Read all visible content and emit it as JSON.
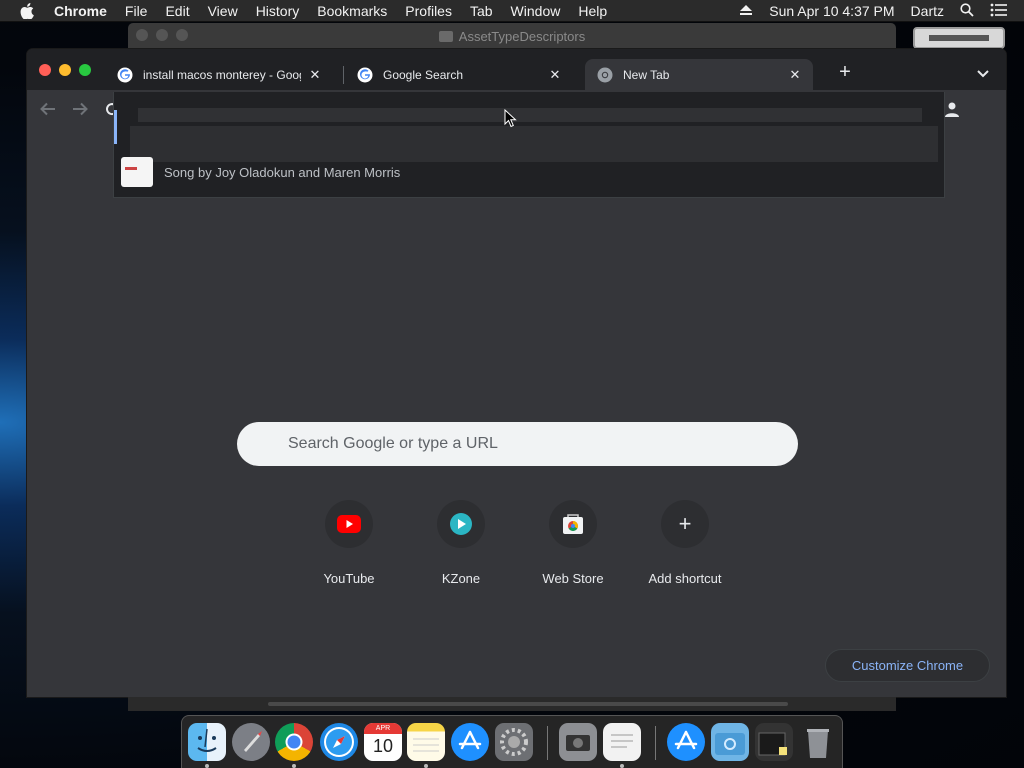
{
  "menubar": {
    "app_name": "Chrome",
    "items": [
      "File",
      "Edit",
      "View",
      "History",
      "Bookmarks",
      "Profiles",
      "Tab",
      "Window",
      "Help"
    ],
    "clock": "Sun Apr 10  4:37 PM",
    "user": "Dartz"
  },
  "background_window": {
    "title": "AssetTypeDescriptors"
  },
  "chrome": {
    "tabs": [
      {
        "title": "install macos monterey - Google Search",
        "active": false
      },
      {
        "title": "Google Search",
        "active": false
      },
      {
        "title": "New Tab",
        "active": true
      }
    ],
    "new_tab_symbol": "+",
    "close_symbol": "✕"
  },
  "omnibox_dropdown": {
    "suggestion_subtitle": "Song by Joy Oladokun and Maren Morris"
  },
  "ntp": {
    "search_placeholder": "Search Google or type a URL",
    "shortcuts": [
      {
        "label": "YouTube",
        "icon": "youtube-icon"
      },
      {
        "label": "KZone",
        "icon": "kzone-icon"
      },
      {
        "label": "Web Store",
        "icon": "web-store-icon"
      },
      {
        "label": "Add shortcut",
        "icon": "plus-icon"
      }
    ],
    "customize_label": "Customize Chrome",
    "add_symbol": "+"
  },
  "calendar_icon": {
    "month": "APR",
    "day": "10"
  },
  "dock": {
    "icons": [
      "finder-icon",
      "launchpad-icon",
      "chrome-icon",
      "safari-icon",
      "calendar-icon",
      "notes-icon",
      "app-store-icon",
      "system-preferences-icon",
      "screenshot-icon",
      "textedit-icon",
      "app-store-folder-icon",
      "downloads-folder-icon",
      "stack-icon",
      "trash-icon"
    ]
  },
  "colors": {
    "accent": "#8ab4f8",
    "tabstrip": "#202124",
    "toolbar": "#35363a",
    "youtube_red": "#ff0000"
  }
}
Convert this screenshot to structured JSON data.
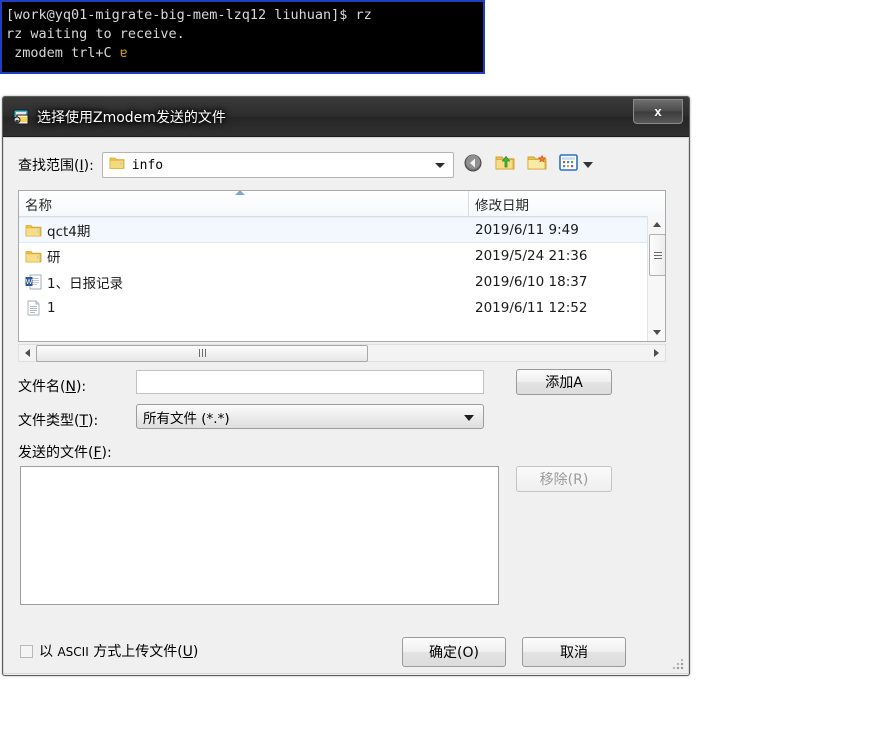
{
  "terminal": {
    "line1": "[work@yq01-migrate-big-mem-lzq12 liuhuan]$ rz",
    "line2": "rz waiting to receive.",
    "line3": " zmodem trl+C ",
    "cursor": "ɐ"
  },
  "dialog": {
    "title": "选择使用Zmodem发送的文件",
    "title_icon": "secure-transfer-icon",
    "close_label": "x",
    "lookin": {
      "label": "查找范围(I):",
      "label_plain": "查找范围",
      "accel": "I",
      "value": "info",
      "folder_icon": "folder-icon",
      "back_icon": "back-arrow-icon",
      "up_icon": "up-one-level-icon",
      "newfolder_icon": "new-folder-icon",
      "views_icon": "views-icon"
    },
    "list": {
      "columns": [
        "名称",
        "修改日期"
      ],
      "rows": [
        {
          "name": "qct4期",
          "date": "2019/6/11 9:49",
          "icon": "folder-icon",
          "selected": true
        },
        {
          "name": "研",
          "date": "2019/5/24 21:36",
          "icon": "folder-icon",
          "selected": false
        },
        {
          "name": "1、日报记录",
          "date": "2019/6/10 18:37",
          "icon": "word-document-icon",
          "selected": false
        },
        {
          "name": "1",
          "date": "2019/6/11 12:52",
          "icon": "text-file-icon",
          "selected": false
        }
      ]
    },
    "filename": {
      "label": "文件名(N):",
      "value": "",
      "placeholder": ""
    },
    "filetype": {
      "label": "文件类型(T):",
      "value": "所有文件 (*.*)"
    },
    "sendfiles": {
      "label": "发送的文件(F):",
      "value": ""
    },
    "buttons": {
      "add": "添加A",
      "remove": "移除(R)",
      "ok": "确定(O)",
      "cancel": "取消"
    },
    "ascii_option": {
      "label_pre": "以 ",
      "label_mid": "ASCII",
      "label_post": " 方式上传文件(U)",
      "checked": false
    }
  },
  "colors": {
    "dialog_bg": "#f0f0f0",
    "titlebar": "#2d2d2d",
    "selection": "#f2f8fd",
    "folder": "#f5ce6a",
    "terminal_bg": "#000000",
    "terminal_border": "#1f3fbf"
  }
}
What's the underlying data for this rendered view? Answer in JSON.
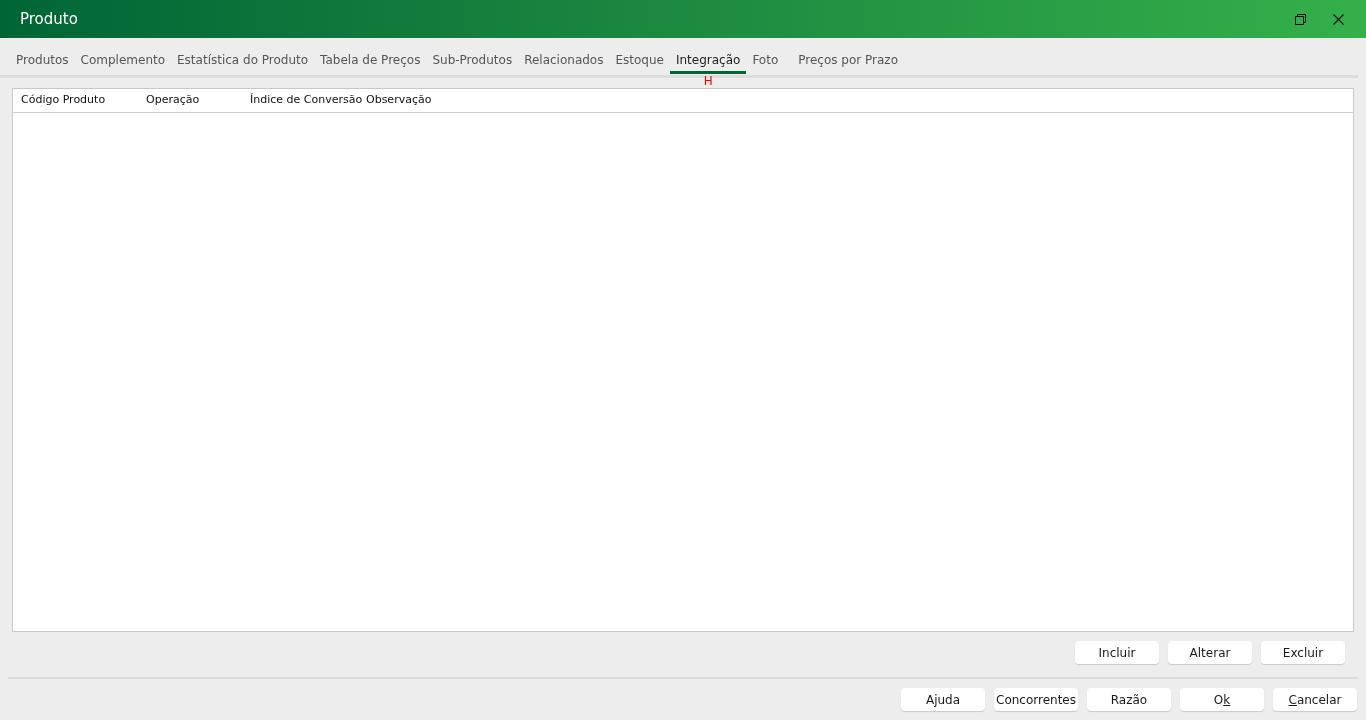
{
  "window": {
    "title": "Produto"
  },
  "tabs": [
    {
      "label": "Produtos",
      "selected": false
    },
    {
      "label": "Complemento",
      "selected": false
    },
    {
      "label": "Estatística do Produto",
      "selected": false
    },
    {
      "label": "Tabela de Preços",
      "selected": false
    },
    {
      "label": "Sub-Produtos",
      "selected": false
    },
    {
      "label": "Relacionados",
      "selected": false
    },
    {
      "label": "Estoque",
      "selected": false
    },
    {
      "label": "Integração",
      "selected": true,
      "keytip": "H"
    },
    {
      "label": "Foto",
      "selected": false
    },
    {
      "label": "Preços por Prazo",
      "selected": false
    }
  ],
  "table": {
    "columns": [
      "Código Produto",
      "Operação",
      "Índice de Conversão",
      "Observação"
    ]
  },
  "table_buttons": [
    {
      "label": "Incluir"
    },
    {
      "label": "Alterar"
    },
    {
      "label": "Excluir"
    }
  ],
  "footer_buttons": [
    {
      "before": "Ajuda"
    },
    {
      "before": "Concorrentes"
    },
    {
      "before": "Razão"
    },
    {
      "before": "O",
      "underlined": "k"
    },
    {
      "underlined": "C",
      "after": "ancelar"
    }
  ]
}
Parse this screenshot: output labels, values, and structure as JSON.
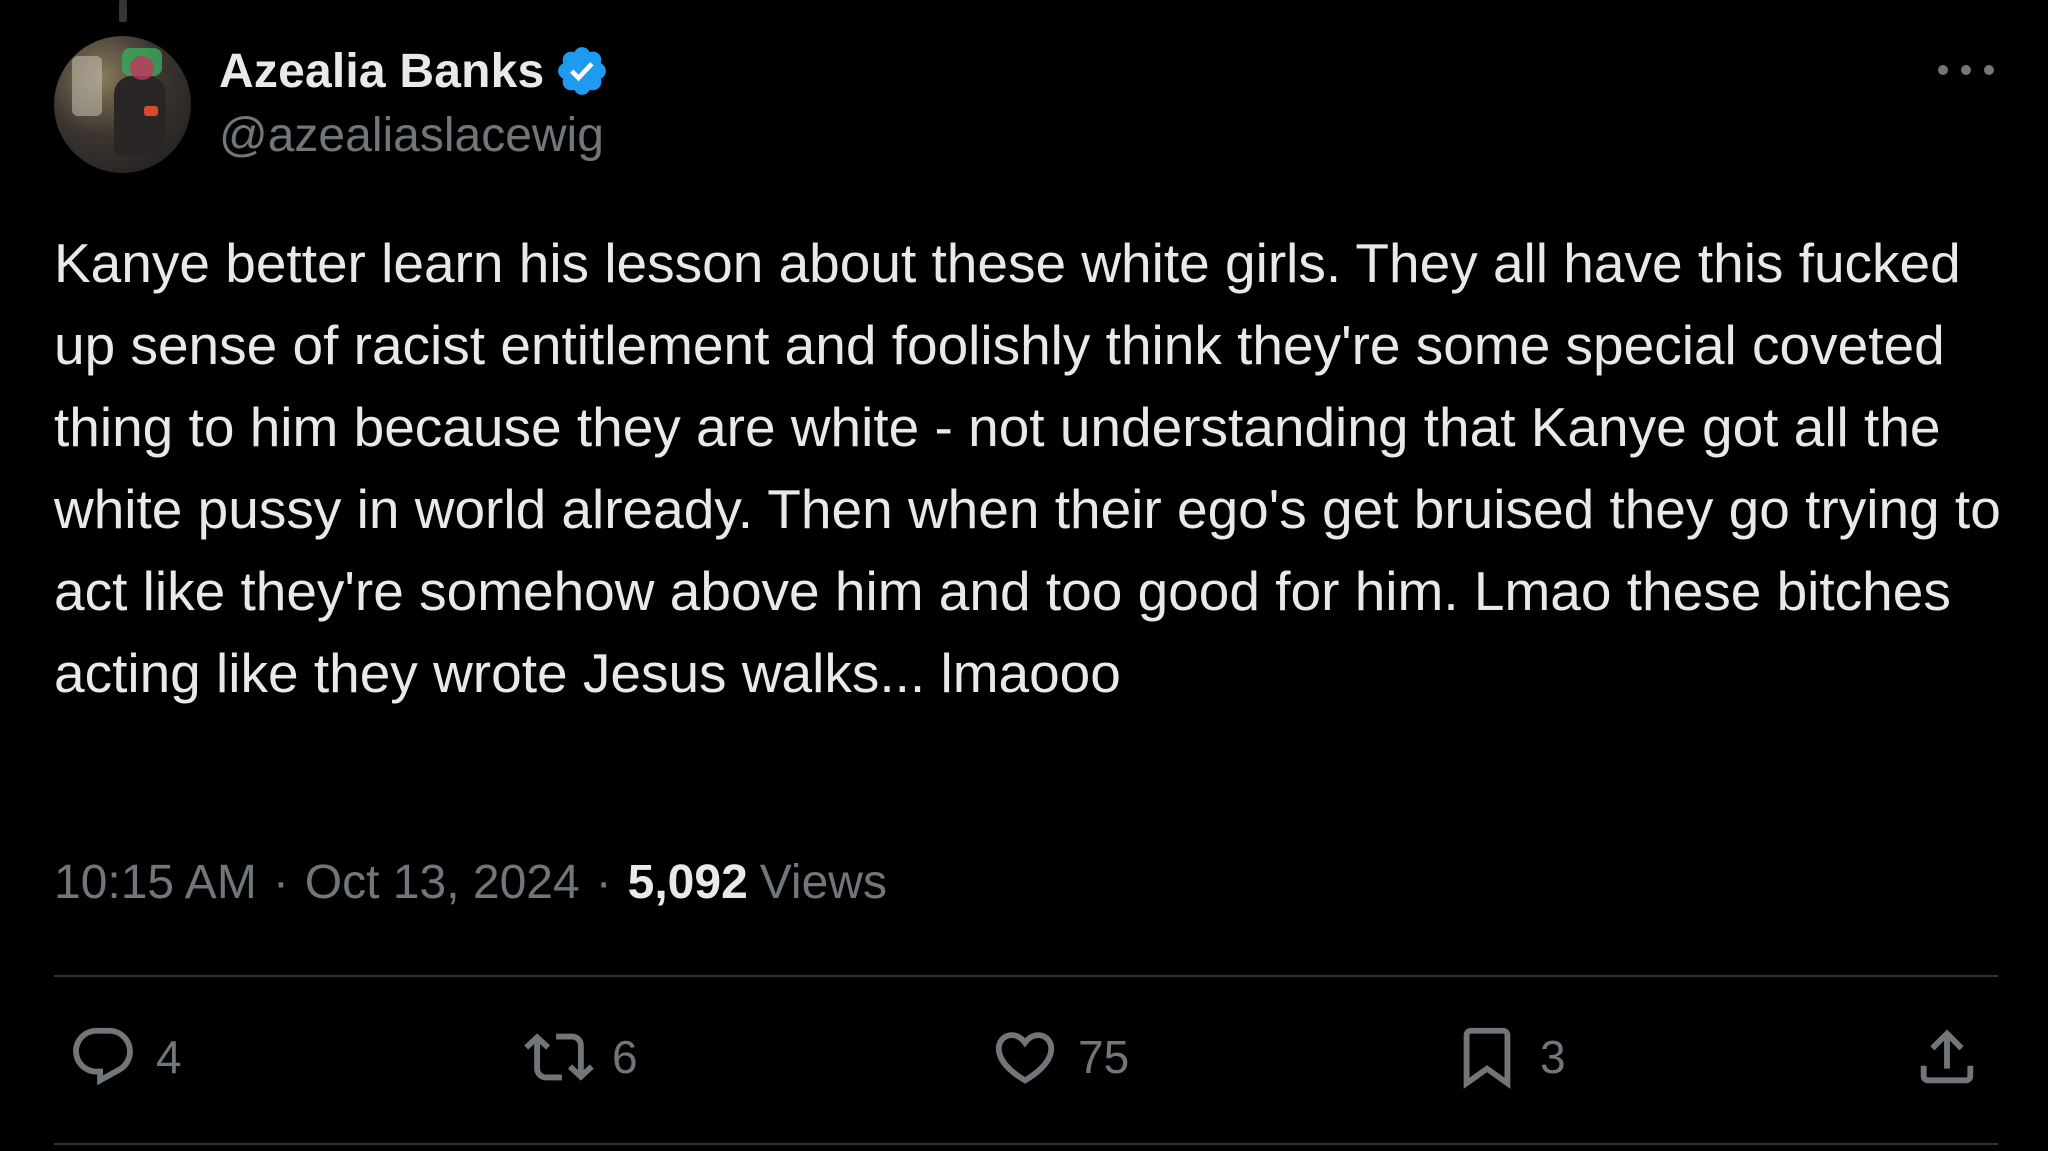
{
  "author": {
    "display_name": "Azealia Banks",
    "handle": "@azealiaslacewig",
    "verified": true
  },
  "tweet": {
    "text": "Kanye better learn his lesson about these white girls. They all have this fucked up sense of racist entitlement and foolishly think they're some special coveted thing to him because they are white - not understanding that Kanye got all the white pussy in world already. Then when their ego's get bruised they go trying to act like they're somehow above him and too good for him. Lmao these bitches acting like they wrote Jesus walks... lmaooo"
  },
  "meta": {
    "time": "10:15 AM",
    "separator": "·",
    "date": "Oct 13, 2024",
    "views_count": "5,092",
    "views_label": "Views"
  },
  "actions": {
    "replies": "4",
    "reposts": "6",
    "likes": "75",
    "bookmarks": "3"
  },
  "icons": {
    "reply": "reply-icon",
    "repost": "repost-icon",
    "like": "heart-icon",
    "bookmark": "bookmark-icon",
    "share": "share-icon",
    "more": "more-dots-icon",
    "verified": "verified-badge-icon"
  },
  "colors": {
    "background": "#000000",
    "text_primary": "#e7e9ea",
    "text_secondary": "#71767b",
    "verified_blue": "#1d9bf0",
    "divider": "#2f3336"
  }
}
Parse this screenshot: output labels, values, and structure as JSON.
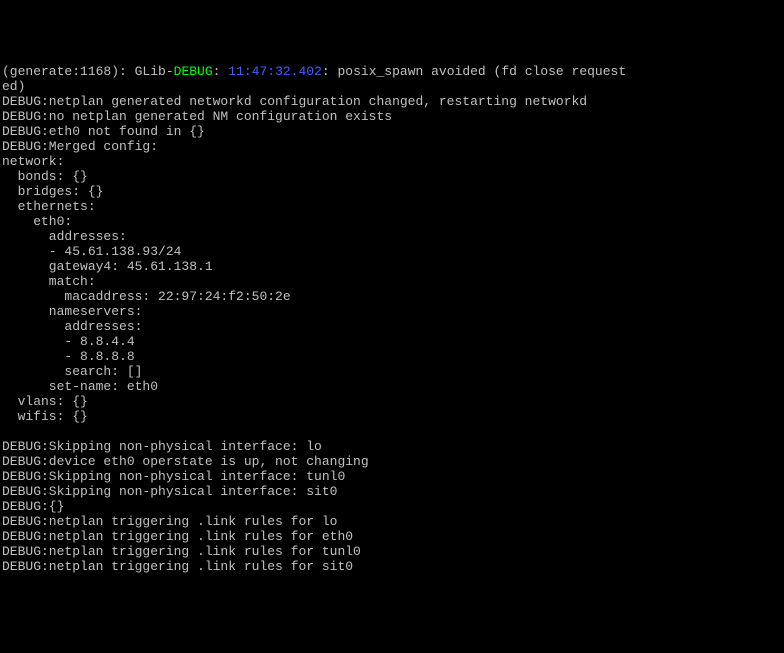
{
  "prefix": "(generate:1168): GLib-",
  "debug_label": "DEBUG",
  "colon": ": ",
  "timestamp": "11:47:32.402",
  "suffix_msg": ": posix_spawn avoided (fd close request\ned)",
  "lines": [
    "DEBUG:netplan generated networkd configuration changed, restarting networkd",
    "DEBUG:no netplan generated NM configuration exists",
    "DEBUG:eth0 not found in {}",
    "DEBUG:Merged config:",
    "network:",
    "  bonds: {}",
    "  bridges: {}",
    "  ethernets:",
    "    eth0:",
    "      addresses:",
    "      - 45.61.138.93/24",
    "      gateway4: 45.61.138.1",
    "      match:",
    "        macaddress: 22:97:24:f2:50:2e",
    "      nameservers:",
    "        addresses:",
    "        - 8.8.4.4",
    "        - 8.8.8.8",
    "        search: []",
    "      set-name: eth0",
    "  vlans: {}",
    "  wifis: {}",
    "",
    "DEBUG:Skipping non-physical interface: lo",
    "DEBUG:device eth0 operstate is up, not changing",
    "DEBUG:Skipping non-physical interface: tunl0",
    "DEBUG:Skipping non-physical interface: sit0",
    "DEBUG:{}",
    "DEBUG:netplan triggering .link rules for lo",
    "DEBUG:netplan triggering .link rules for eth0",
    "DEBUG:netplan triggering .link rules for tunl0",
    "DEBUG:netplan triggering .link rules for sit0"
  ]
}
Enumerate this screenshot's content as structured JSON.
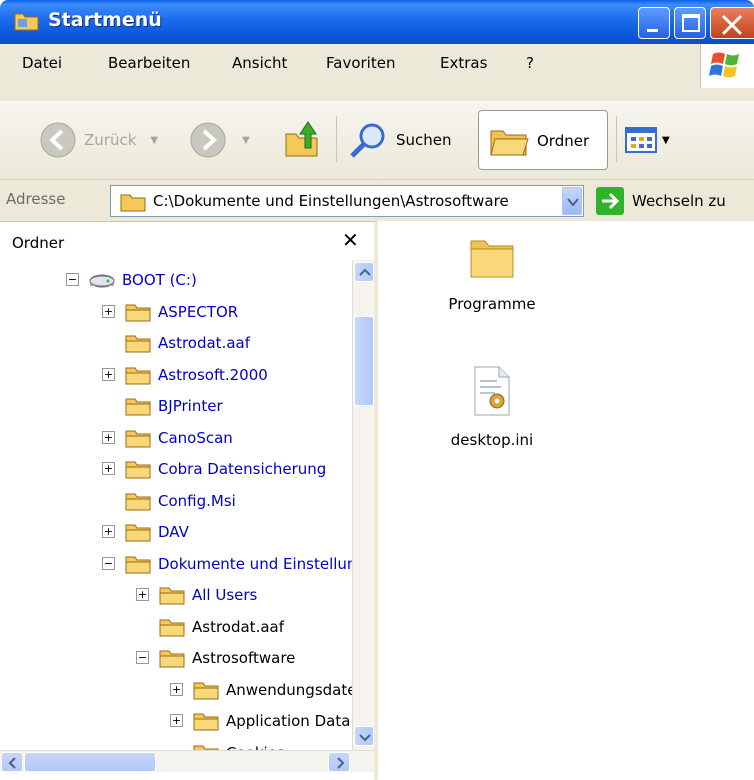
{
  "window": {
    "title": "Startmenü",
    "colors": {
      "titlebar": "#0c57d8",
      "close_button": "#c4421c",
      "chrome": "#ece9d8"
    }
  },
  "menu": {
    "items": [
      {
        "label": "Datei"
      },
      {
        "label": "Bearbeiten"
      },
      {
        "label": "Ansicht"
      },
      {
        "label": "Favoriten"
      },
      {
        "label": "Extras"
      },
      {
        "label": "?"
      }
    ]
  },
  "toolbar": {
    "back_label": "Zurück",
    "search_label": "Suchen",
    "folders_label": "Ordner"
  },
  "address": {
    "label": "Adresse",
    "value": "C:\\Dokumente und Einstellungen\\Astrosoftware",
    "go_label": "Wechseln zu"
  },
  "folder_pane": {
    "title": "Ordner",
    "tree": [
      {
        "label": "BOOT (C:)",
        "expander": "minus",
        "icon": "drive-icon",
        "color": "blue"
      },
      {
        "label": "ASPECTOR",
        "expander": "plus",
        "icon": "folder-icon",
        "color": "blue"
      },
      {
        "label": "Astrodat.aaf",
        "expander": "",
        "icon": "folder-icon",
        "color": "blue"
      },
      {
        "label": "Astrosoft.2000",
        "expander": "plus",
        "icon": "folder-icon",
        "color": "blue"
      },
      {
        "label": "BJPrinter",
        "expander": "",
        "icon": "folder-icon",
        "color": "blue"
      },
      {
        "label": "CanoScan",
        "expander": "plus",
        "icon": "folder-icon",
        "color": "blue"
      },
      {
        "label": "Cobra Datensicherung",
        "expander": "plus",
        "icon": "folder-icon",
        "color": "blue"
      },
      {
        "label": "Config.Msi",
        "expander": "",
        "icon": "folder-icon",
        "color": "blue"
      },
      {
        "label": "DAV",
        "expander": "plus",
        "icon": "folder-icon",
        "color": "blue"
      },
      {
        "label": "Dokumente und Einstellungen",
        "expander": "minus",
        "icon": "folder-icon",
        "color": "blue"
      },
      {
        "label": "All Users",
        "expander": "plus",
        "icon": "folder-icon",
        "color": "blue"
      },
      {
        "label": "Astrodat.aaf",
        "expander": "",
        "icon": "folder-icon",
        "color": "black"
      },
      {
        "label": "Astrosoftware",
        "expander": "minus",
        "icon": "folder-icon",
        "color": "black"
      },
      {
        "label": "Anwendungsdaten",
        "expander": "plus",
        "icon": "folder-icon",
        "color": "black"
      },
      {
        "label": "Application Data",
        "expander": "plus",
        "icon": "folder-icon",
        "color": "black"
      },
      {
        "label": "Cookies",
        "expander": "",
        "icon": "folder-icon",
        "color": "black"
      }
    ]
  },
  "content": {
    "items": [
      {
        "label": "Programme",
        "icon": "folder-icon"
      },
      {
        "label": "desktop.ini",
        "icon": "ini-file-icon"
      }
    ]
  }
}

_ _ _ _ _ _ _

WORK INSTRUCTIONS: Search the entries for the word "before" and copy every line that has it.

THE RESULT:
      "before": "Ajuda"
      "before": "Concorrentes"
      "before": "Razão"
      "before": "O",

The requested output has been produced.